## ENTRIES SHOWN
***
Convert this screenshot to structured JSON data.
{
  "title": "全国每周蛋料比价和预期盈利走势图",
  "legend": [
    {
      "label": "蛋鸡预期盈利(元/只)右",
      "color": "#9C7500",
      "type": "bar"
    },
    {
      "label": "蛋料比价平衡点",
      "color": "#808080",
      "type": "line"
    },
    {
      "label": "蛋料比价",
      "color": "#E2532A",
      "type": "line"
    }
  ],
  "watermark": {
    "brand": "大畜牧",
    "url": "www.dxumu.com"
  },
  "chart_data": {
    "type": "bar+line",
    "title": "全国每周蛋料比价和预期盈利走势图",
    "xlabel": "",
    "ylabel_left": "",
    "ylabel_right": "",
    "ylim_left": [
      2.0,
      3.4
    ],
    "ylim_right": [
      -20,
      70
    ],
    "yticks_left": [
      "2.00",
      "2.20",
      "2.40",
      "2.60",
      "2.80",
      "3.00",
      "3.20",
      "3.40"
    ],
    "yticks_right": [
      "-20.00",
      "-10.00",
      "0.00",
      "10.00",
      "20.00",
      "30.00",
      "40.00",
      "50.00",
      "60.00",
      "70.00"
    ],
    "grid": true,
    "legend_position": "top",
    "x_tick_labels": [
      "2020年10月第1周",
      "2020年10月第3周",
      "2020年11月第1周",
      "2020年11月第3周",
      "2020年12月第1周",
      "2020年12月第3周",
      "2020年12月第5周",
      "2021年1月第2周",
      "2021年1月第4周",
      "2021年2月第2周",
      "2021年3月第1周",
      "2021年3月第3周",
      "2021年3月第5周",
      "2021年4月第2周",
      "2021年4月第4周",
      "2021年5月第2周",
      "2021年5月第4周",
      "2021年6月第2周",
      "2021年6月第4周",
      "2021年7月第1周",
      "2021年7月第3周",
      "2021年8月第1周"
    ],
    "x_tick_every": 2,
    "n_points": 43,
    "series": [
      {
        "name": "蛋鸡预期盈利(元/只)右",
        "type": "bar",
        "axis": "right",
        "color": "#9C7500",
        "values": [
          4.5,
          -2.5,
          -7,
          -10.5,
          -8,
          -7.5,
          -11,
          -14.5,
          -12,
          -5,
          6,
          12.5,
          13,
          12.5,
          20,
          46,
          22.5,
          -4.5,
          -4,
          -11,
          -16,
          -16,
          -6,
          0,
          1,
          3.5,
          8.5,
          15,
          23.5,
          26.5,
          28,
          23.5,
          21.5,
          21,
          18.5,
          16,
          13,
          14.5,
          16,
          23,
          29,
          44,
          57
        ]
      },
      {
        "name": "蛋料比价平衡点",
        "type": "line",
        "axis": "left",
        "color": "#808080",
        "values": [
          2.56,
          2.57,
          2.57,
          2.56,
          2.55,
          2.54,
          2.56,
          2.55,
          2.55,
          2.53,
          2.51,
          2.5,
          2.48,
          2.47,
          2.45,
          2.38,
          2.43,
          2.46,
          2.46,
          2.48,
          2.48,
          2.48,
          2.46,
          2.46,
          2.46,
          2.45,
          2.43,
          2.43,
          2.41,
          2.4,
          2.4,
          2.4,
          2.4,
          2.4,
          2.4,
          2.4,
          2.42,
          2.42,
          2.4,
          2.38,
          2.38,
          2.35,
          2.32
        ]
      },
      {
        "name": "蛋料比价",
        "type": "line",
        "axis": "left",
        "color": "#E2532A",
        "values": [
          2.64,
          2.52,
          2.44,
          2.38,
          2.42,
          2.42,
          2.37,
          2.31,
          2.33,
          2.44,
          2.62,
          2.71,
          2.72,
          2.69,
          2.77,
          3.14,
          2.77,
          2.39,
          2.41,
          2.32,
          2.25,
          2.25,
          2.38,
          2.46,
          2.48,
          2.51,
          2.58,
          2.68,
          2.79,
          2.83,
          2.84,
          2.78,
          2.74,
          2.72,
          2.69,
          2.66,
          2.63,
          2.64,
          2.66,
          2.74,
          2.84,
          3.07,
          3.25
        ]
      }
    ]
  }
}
***
## GIVEN TASK
Extract the full listing above without alteration.

## ANSWER TO THE PROBLEM
Convert this screenshot to structured JSON data.
{
  "title": "全国每周蛋料比价和预期盈利走势图",
  "legend": [
    {
      "label": "蛋鸡预期盈利(元/只)右",
      "color": "#9C7500",
      "type": "bar"
    },
    {
      "label": "蛋料比价平衡点",
      "color": "#808080",
      "type": "line"
    },
    {
      "label": "蛋料比价",
      "color": "#E2532A",
      "type": "line"
    }
  ],
  "watermark": {
    "brand": "大畜牧",
    "url": "www.dxumu.com"
  },
  "chart_data": {
    "type": "bar+line",
    "title": "全国每周蛋料比价和预期盈利走势图",
    "xlabel": "",
    "ylabel_left": "",
    "ylabel_right": "",
    "ylim_left": [
      2.0,
      3.4
    ],
    "ylim_right": [
      -20,
      70
    ],
    "yticks_left": [
      "2.00",
      "2.20",
      "2.40",
      "2.60",
      "2.80",
      "3.00",
      "3.20",
      "3.40"
    ],
    "yticks_right": [
      "-20.00",
      "-10.00",
      "0.00",
      "10.00",
      "20.00",
      "30.00",
      "40.00",
      "50.00",
      "60.00",
      "70.00"
    ],
    "grid": true,
    "legend_position": "top",
    "x_tick_labels": [
      "2020年10月第1周",
      "2020年10月第3周",
      "2020年11月第1周",
      "2020年11月第3周",
      "2020年12月第1周",
      "2020年12月第3周",
      "2020年12月第5周",
      "2021年1月第2周",
      "2021年1月第4周",
      "2021年2月第2周",
      "2021年3月第1周",
      "2021年3月第3周",
      "2021年3月第5周",
      "2021年4月第2周",
      "2021年4月第4周",
      "2021年5月第2周",
      "2021年5月第4周",
      "2021年6月第2周",
      "2021年6月第4周",
      "2021年7月第1周",
      "2021年7月第3周",
      "2021年8月第1周"
    ],
    "x_tick_every": 2,
    "n_points": 43,
    "series": [
      {
        "name": "蛋鸡预期盈利(元/只)右",
        "type": "bar",
        "axis": "right",
        "color": "#9C7500",
        "values": [
          4.5,
          -2.5,
          -7,
          -10.5,
          -8,
          -7.5,
          -11,
          -14.5,
          -12,
          -5,
          6,
          12.5,
          13,
          12.5,
          20,
          46,
          22.5,
          -4.5,
          -4,
          -11,
          -16,
          -16,
          -6,
          0,
          1,
          3.5,
          8.5,
          15,
          23.5,
          26.5,
          28,
          23.5,
          21.5,
          21,
          18.5,
          16,
          13,
          14.5,
          16,
          23,
          29,
          44,
          57
        ]
      },
      {
        "name": "蛋料比价平衡点",
        "type": "line",
        "axis": "left",
        "color": "#808080",
        "values": [
          2.56,
          2.57,
          2.57,
          2.56,
          2.55,
          2.54,
          2.56,
          2.55,
          2.55,
          2.53,
          2.51,
          2.5,
          2.48,
          2.47,
          2.45,
          2.38,
          2.43,
          2.46,
          2.46,
          2.48,
          2.48,
          2.48,
          2.46,
          2.46,
          2.46,
          2.45,
          2.43,
          2.43,
          2.41,
          2.4,
          2.4,
          2.4,
          2.4,
          2.4,
          2.4,
          2.4,
          2.42,
          2.42,
          2.4,
          2.38,
          2.38,
          2.35,
          2.32
        ]
      },
      {
        "name": "蛋料比价",
        "type": "line",
        "axis": "left",
        "color": "#E2532A",
        "values": [
          2.64,
          2.52,
          2.44,
          2.38,
          2.42,
          2.42,
          2.37,
          2.31,
          2.33,
          2.44,
          2.62,
          2.71,
          2.72,
          2.69,
          2.77,
          3.14,
          2.77,
          2.39,
          2.41,
          2.32,
          2.25,
          2.25,
          2.38,
          2.46,
          2.48,
          2.51,
          2.58,
          2.68,
          2.79,
          2.83,
          2.84,
          2.78,
          2.74,
          2.72,
          2.69,
          2.66,
          2.63,
          2.64,
          2.66,
          2.74,
          2.84,
          3.07,
          3.25
        ]
      }
    ]
  }
}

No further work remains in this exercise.